> _Stated problem_
Copy out the lines of the records word for word, beginning at the very start of the records and ending with the line that contains "The section line 5- 5 is at (395, 30).", with both ends included. Omit the pictures from your answer.

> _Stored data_

========================================================================

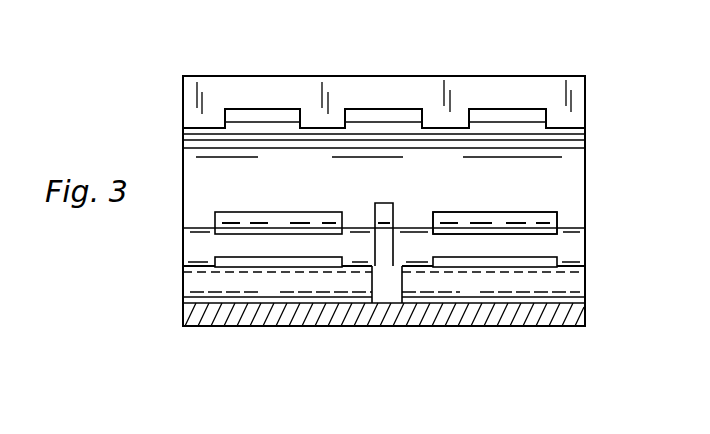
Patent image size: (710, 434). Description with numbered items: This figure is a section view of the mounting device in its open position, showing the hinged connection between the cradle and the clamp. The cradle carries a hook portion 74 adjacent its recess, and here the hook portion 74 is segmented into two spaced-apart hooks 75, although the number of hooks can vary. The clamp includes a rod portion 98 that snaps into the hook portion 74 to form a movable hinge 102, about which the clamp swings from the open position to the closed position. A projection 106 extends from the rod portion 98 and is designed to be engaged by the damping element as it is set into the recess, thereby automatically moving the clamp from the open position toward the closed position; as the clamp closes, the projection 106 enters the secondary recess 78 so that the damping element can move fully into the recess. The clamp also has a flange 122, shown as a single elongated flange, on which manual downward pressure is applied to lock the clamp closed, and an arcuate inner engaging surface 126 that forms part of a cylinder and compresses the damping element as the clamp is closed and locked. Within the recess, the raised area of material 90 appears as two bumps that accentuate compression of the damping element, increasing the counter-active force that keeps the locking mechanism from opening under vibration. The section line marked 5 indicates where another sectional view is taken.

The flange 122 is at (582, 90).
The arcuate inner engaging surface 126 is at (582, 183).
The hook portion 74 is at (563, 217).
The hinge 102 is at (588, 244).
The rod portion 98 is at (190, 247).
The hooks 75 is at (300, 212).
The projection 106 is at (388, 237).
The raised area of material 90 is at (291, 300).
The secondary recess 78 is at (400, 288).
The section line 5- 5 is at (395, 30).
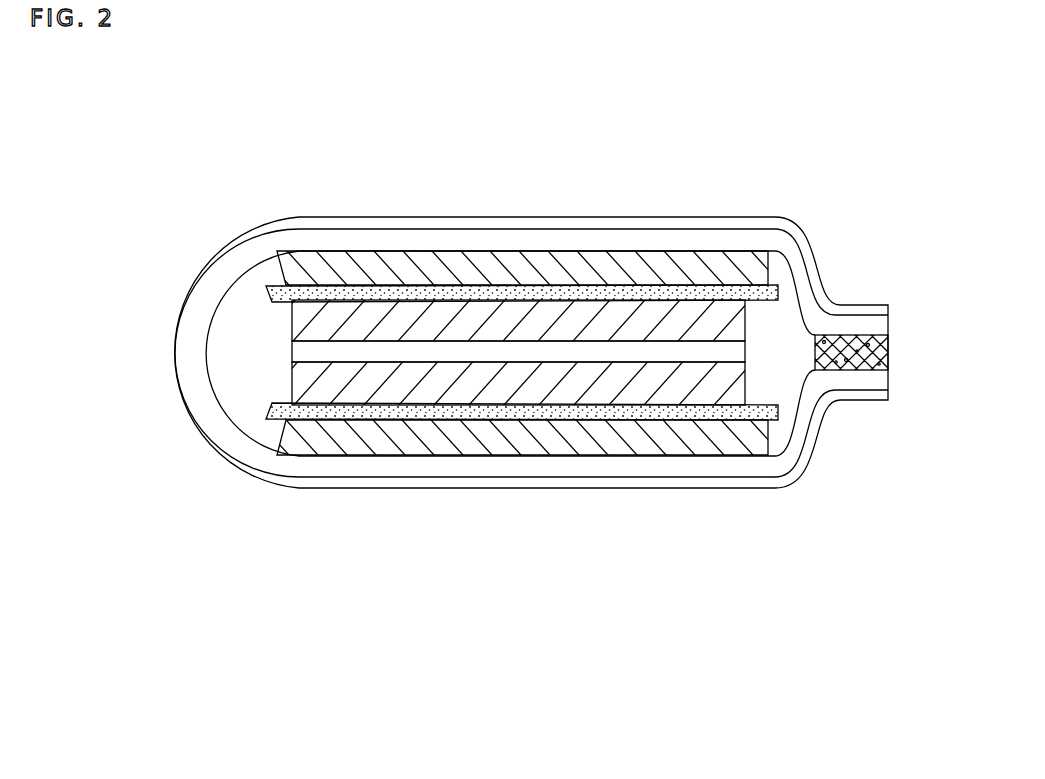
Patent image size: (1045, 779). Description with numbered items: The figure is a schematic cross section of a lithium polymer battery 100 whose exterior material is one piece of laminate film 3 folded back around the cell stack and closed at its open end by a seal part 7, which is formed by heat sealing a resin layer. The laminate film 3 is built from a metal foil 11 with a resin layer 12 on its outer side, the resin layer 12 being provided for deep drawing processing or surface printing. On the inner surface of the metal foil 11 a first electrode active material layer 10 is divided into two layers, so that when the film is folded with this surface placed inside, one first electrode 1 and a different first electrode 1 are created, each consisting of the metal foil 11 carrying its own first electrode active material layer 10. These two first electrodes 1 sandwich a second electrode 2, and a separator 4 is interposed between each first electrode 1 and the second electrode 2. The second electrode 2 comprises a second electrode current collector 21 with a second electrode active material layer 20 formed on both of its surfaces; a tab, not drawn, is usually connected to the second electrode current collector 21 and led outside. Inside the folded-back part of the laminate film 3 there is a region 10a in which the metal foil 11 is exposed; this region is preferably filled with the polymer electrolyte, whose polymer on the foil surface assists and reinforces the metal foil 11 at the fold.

========================================================================

> _Solution to this task_
Patent image size: (710, 434). Description with numbered items: This figure is a section view of the mounting device in its open position, showing the hinged connection between the cradle and the clamp. The cradle carries a hook portion 74 adjacent its recess, and here the hook portion 74 is segmented into two spaced-apart hooks 75, although the number of hooks can vary. The clamp includes a rod portion 98 that snaps into the hook portion 74 to form a movable hinge 102, about which the clamp swings from the open position to the closed position. A projection 106 extends from the rod portion 98 and is designed to be engaged by the damping element as it is set into the recess, thereby automatically moving the clamp from the open position toward the closed position; as the clamp closes, the projection 106 enters the secondary recess 78 so that the damping element can move fully into the recess. The clamp also has a flange 122, shown as a single elongated flange, on which manual downward pressure is applied to lock the clamp closed, and an arcuate inner engaging surface 126 that forms part of a cylinder and compresses the damping element as the clamp is closed and locked. Within the recess, the raised area of material 90 appears as two bumps that accentuate compression of the damping element, increasing the counter-active force that keeps the locking mechanism from opening under vibration. The section line marked 5 indicates where another sectional view is taken.

The flange 122 is at (582, 90).
The arcuate inner engaging surface 126 is at (582, 183).
The hook portion 74 is at (563, 217).
The hinge 102 is at (588, 244).
The rod portion 98 is at (190, 247).
The hooks 75 is at (300, 212).
The projection 106 is at (388, 237).
The raised area of material 90 is at (291, 300).
The secondary recess 78 is at (400, 288).
The section line 5- 5 is at (395, 30).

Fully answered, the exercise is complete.